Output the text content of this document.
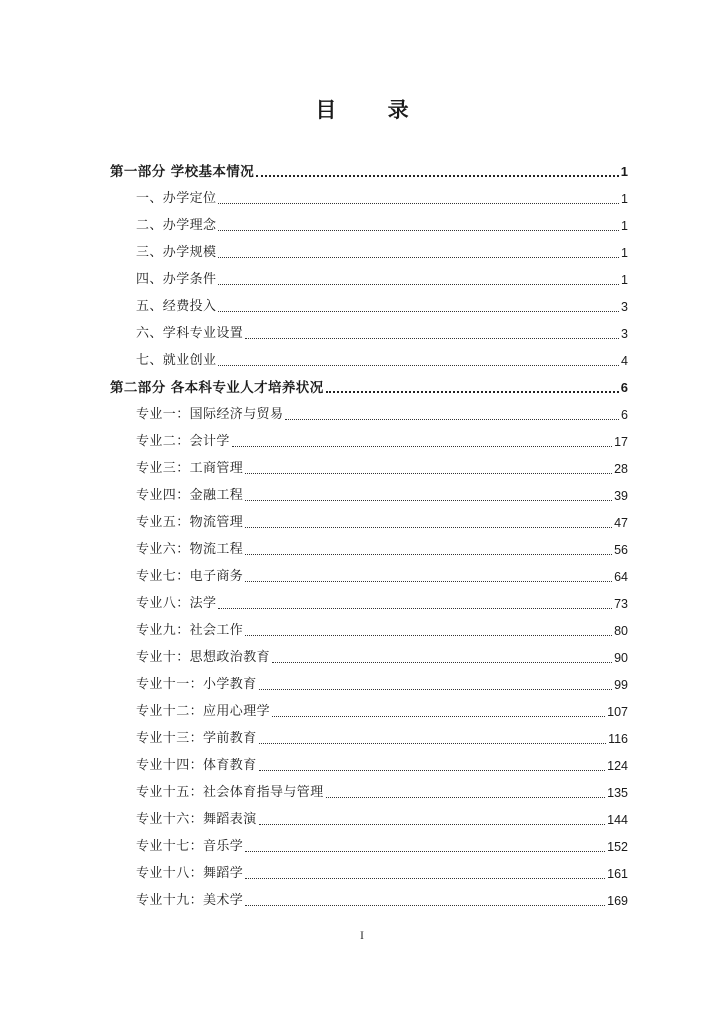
目 录
第一部分 学校基本情况	1
一、办学定位	1
二、办学理念	1
三、办学规模	1
四、办学条件	1
五、经费投入	3
六、学科专业设置	3
七、就业创业	4
第二部分 各本科专业人才培养状况	6
专业一：国际经济与贸易	6
专业二：会计学	17
专业三：工商管理	28
专业四：金融工程	39
专业五：物流管理	47
专业六：物流工程	56
专业七：电子商务	64
专业八：法学	73
专业九：社会工作	80
专业十：思想政治教育	90
专业十一：小学教育	99
专业十二：应用心理学	107
专业十三：学前教育	116
专业十四：体育教育	124
专业十五：社会体育指导与管理	135
专业十六：舞蹈表演	144
专业十七：音乐学	152
专业十八：舞蹈学	161
专业十九：美术学	169
I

——

● Exercise
Pictures are excluded; repeat every record exactly.

● In response
Output the text content of this document.
目 录
第一部分 学校基本情况	1
一、办学定位	1
二、办学理念	1
三、办学规模	1
四、办学条件	1
五、经费投入	3
六、学科专业设置	3
七、就业创业	4
第二部分 各本科专业人才培养状况	6
专业一：国际经济与贸易	6
专业二：会计学	17
专业三：工商管理	28
专业四：金融工程	39
专业五：物流管理	47
专业六：物流工程	56
专业七：电子商务	64
专业八：法学	73
专业九：社会工作	80
专业十：思想政治教育	90
专业十一：小学教育	99
专业十二：应用心理学	107
专业十三：学前教育	116
专业十四：体育教育	124
专业十五：社会体育指导与管理	135
专业十六：舞蹈表演	144
专业十七：音乐学	152
专业十八：舞蹈学	161
专业十九：美术学	169
I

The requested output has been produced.